**TO DO:** Repeat the entries that follow verbatim, without any of their pictures.

--- BEGIN SUPPLIED INFORMATION ---

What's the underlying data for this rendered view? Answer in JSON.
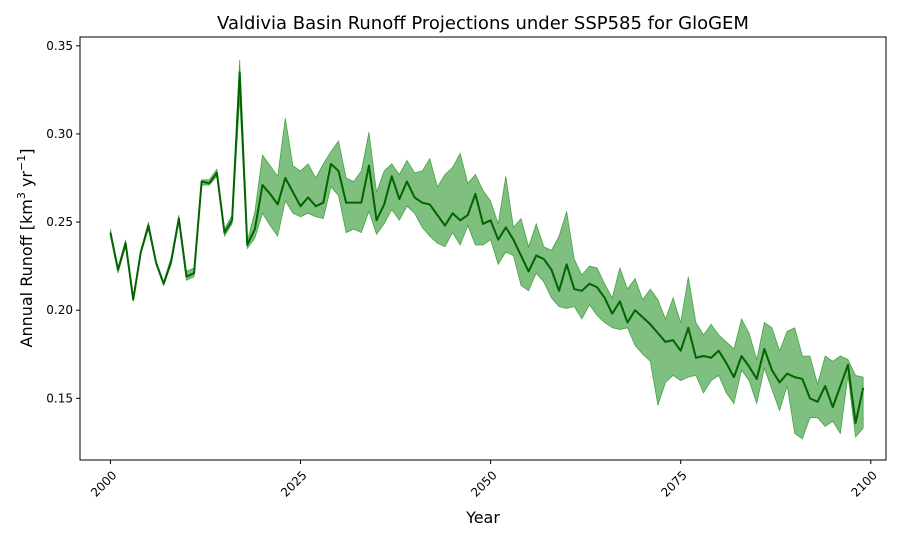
{
  "chart_data": {
    "type": "line",
    "title": "Valdivia Basin Runoff Projections under SSP585 for GloGEM",
    "xlabel": "Year",
    "ylabel_main": "Annual Runoff [km",
    "ylabel_sup1": "3",
    "ylabel_mid": " yr",
    "ylabel_sup2": "−1",
    "ylabel_end": "]",
    "xlim": [
      1996,
      2102
    ],
    "ylim": [
      0.115,
      0.355
    ],
    "xticks": [
      2000,
      2025,
      2050,
      2075,
      2100
    ],
    "yticks": [
      0.15,
      0.2,
      0.25,
      0.3,
      0.35
    ],
    "ytick_labels": [
      "0.15",
      "0.20",
      "0.25",
      "0.30",
      "0.35"
    ],
    "grid": false,
    "colors": {
      "line": "#006400",
      "band": "#008000",
      "band_opacity": 0.5
    },
    "series": [
      {
        "x": [
          2000,
          2001,
          2002,
          2003,
          2004,
          2005,
          2006,
          2007,
          2008,
          2009,
          2010,
          2011,
          2012,
          2013,
          2014,
          2015,
          2016,
          2017,
          2018,
          2019,
          2020,
          2021,
          2022,
          2023,
          2024,
          2025,
          2026,
          2027,
          2028,
          2029,
          2030,
          2031,
          2032,
          2033,
          2034,
          2035,
          2036,
          2037,
          2038,
          2039,
          2040,
          2041,
          2042,
          2043,
          2044,
          2045,
          2046,
          2047,
          2048,
          2049,
          2050,
          2051,
          2052,
          2053,
          2054,
          2055,
          2056,
          2057,
          2058,
          2059,
          2060,
          2061,
          2062,
          2063,
          2064,
          2065,
          2066,
          2067,
          2068,
          2069,
          2070,
          2071,
          2072,
          2073,
          2074,
          2075,
          2076,
          2077,
          2078,
          2079,
          2080,
          2081,
          2082,
          2083,
          2084,
          2085,
          2086,
          2087,
          2088,
          2089,
          2090,
          2091,
          2092,
          2093,
          2094,
          2095,
          2096,
          2097,
          2098,
          2099
        ],
        "mean": [
          0.244,
          0.223,
          0.238,
          0.206,
          0.233,
          0.248,
          0.227,
          0.215,
          0.228,
          0.252,
          0.219,
          0.221,
          0.273,
          0.272,
          0.278,
          0.244,
          0.251,
          0.335,
          0.237,
          0.246,
          0.271,
          0.266,
          0.26,
          0.275,
          0.267,
          0.259,
          0.264,
          0.259,
          0.261,
          0.283,
          0.279,
          0.261,
          0.261,
          0.261,
          0.282,
          0.251,
          0.26,
          0.276,
          0.263,
          0.273,
          0.264,
          0.261,
          0.26,
          0.254,
          0.248,
          0.255,
          0.251,
          0.254,
          0.266,
          0.249,
          0.251,
          0.24,
          0.247,
          0.24,
          0.231,
          0.222,
          0.231,
          0.229,
          0.223,
          0.211,
          0.226,
          0.212,
          0.211,
          0.215,
          0.213,
          0.207,
          0.198,
          0.205,
          0.193,
          0.2,
          0.196,
          0.192,
          0.187,
          0.182,
          0.183,
          0.177,
          0.19,
          0.173,
          0.174,
          0.173,
          0.177,
          0.17,
          0.162,
          0.174,
          0.168,
          0.161,
          0.178,
          0.166,
          0.159,
          0.164,
          0.162,
          0.161,
          0.15,
          0.148,
          0.157,
          0.145,
          0.157,
          0.169,
          0.136,
          0.156
        ],
        "upper": [
          0.246,
          0.224,
          0.24,
          0.207,
          0.234,
          0.25,
          0.228,
          0.216,
          0.23,
          0.254,
          0.222,
          0.224,
          0.274,
          0.274,
          0.28,
          0.246,
          0.254,
          0.342,
          0.239,
          0.256,
          0.288,
          0.282,
          0.276,
          0.309,
          0.282,
          0.279,
          0.283,
          0.275,
          0.283,
          0.29,
          0.296,
          0.275,
          0.273,
          0.279,
          0.301,
          0.267,
          0.279,
          0.283,
          0.277,
          0.285,
          0.278,
          0.279,
          0.286,
          0.27,
          0.277,
          0.281,
          0.289,
          0.272,
          0.277,
          0.268,
          0.262,
          0.249,
          0.276,
          0.247,
          0.252,
          0.236,
          0.249,
          0.236,
          0.234,
          0.242,
          0.256,
          0.229,
          0.22,
          0.225,
          0.224,
          0.215,
          0.207,
          0.224,
          0.212,
          0.218,
          0.206,
          0.212,
          0.206,
          0.195,
          0.207,
          0.193,
          0.219,
          0.193,
          0.186,
          0.192,
          0.186,
          0.182,
          0.178,
          0.195,
          0.187,
          0.172,
          0.193,
          0.19,
          0.177,
          0.188,
          0.19,
          0.174,
          0.174,
          0.158,
          0.174,
          0.171,
          0.174,
          0.172,
          0.163,
          0.162
        ],
        "lower": [
          0.242,
          0.221,
          0.236,
          0.205,
          0.232,
          0.246,
          0.226,
          0.214,
          0.226,
          0.25,
          0.217,
          0.219,
          0.271,
          0.271,
          0.276,
          0.242,
          0.249,
          0.32,
          0.235,
          0.241,
          0.255,
          0.248,
          0.242,
          0.262,
          0.255,
          0.253,
          0.255,
          0.253,
          0.252,
          0.27,
          0.265,
          0.244,
          0.246,
          0.244,
          0.256,
          0.243,
          0.249,
          0.257,
          0.251,
          0.259,
          0.255,
          0.247,
          0.242,
          0.238,
          0.236,
          0.244,
          0.237,
          0.248,
          0.237,
          0.237,
          0.24,
          0.226,
          0.233,
          0.231,
          0.214,
          0.211,
          0.221,
          0.216,
          0.207,
          0.202,
          0.201,
          0.202,
          0.195,
          0.203,
          0.197,
          0.193,
          0.19,
          0.189,
          0.19,
          0.18,
          0.175,
          0.171,
          0.146,
          0.159,
          0.163,
          0.16,
          0.162,
          0.163,
          0.153,
          0.16,
          0.163,
          0.153,
          0.147,
          0.166,
          0.16,
          0.147,
          0.167,
          0.155,
          0.143,
          0.157,
          0.13,
          0.127,
          0.139,
          0.139,
          0.134,
          0.137,
          0.13,
          0.163,
          0.128,
          0.133
        ]
      }
    ]
  }
}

--- END SUPPLIED INFORMATION ---

**RESPONSE TO THE TASK:**
What's the underlying data for this rendered view? Answer in JSON.
{
  "chart_data": {
    "type": "line",
    "title": "Valdivia Basin Runoff Projections under SSP585 for GloGEM",
    "xlabel": "Year",
    "ylabel_main": "Annual Runoff [km",
    "ylabel_sup1": "3",
    "ylabel_mid": " yr",
    "ylabel_sup2": "−1",
    "ylabel_end": "]",
    "xlim": [
      1996,
      2102
    ],
    "ylim": [
      0.115,
      0.355
    ],
    "xticks": [
      2000,
      2025,
      2050,
      2075,
      2100
    ],
    "yticks": [
      0.15,
      0.2,
      0.25,
      0.3,
      0.35
    ],
    "ytick_labels": [
      "0.15",
      "0.20",
      "0.25",
      "0.30",
      "0.35"
    ],
    "grid": false,
    "colors": {
      "line": "#006400",
      "band": "#008000",
      "band_opacity": 0.5
    },
    "series": [
      {
        "x": [
          2000,
          2001,
          2002,
          2003,
          2004,
          2005,
          2006,
          2007,
          2008,
          2009,
          2010,
          2011,
          2012,
          2013,
          2014,
          2015,
          2016,
          2017,
          2018,
          2019,
          2020,
          2021,
          2022,
          2023,
          2024,
          2025,
          2026,
          2027,
          2028,
          2029,
          2030,
          2031,
          2032,
          2033,
          2034,
          2035,
          2036,
          2037,
          2038,
          2039,
          2040,
          2041,
          2042,
          2043,
          2044,
          2045,
          2046,
          2047,
          2048,
          2049,
          2050,
          2051,
          2052,
          2053,
          2054,
          2055,
          2056,
          2057,
          2058,
          2059,
          2060,
          2061,
          2062,
          2063,
          2064,
          2065,
          2066,
          2067,
          2068,
          2069,
          2070,
          2071,
          2072,
          2073,
          2074,
          2075,
          2076,
          2077,
          2078,
          2079,
          2080,
          2081,
          2082,
          2083,
          2084,
          2085,
          2086,
          2087,
          2088,
          2089,
          2090,
          2091,
          2092,
          2093,
          2094,
          2095,
          2096,
          2097,
          2098,
          2099
        ],
        "mean": [
          0.244,
          0.223,
          0.238,
          0.206,
          0.233,
          0.248,
          0.227,
          0.215,
          0.228,
          0.252,
          0.219,
          0.221,
          0.273,
          0.272,
          0.278,
          0.244,
          0.251,
          0.335,
          0.237,
          0.246,
          0.271,
          0.266,
          0.26,
          0.275,
          0.267,
          0.259,
          0.264,
          0.259,
          0.261,
          0.283,
          0.279,
          0.261,
          0.261,
          0.261,
          0.282,
          0.251,
          0.26,
          0.276,
          0.263,
          0.273,
          0.264,
          0.261,
          0.26,
          0.254,
          0.248,
          0.255,
          0.251,
          0.254,
          0.266,
          0.249,
          0.251,
          0.24,
          0.247,
          0.24,
          0.231,
          0.222,
          0.231,
          0.229,
          0.223,
          0.211,
          0.226,
          0.212,
          0.211,
          0.215,
          0.213,
          0.207,
          0.198,
          0.205,
          0.193,
          0.2,
          0.196,
          0.192,
          0.187,
          0.182,
          0.183,
          0.177,
          0.19,
          0.173,
          0.174,
          0.173,
          0.177,
          0.17,
          0.162,
          0.174,
          0.168,
          0.161,
          0.178,
          0.166,
          0.159,
          0.164,
          0.162,
          0.161,
          0.15,
          0.148,
          0.157,
          0.145,
          0.157,
          0.169,
          0.136,
          0.156
        ],
        "upper": [
          0.246,
          0.224,
          0.24,
          0.207,
          0.234,
          0.25,
          0.228,
          0.216,
          0.23,
          0.254,
          0.222,
          0.224,
          0.274,
          0.274,
          0.28,
          0.246,
          0.254,
          0.342,
          0.239,
          0.256,
          0.288,
          0.282,
          0.276,
          0.309,
          0.282,
          0.279,
          0.283,
          0.275,
          0.283,
          0.29,
          0.296,
          0.275,
          0.273,
          0.279,
          0.301,
          0.267,
          0.279,
          0.283,
          0.277,
          0.285,
          0.278,
          0.279,
          0.286,
          0.27,
          0.277,
          0.281,
          0.289,
          0.272,
          0.277,
          0.268,
          0.262,
          0.249,
          0.276,
          0.247,
          0.252,
          0.236,
          0.249,
          0.236,
          0.234,
          0.242,
          0.256,
          0.229,
          0.22,
          0.225,
          0.224,
          0.215,
          0.207,
          0.224,
          0.212,
          0.218,
          0.206,
          0.212,
          0.206,
          0.195,
          0.207,
          0.193,
          0.219,
          0.193,
          0.186,
          0.192,
          0.186,
          0.182,
          0.178,
          0.195,
          0.187,
          0.172,
          0.193,
          0.19,
          0.177,
          0.188,
          0.19,
          0.174,
          0.174,
          0.158,
          0.174,
          0.171,
          0.174,
          0.172,
          0.163,
          0.162
        ],
        "lower": [
          0.242,
          0.221,
          0.236,
          0.205,
          0.232,
          0.246,
          0.226,
          0.214,
          0.226,
          0.25,
          0.217,
          0.219,
          0.271,
          0.271,
          0.276,
          0.242,
          0.249,
          0.32,
          0.235,
          0.241,
          0.255,
          0.248,
          0.242,
          0.262,
          0.255,
          0.253,
          0.255,
          0.253,
          0.252,
          0.27,
          0.265,
          0.244,
          0.246,
          0.244,
          0.256,
          0.243,
          0.249,
          0.257,
          0.251,
          0.259,
          0.255,
          0.247,
          0.242,
          0.238,
          0.236,
          0.244,
          0.237,
          0.248,
          0.237,
          0.237,
          0.24,
          0.226,
          0.233,
          0.231,
          0.214,
          0.211,
          0.221,
          0.216,
          0.207,
          0.202,
          0.201,
          0.202,
          0.195,
          0.203,
          0.197,
          0.193,
          0.19,
          0.189,
          0.19,
          0.18,
          0.175,
          0.171,
          0.146,
          0.159,
          0.163,
          0.16,
          0.162,
          0.163,
          0.153,
          0.16,
          0.163,
          0.153,
          0.147,
          0.166,
          0.16,
          0.147,
          0.167,
          0.155,
          0.143,
          0.157,
          0.13,
          0.127,
          0.139,
          0.139,
          0.134,
          0.137,
          0.13,
          0.163,
          0.128,
          0.133
        ]
      }
    ]
  }
}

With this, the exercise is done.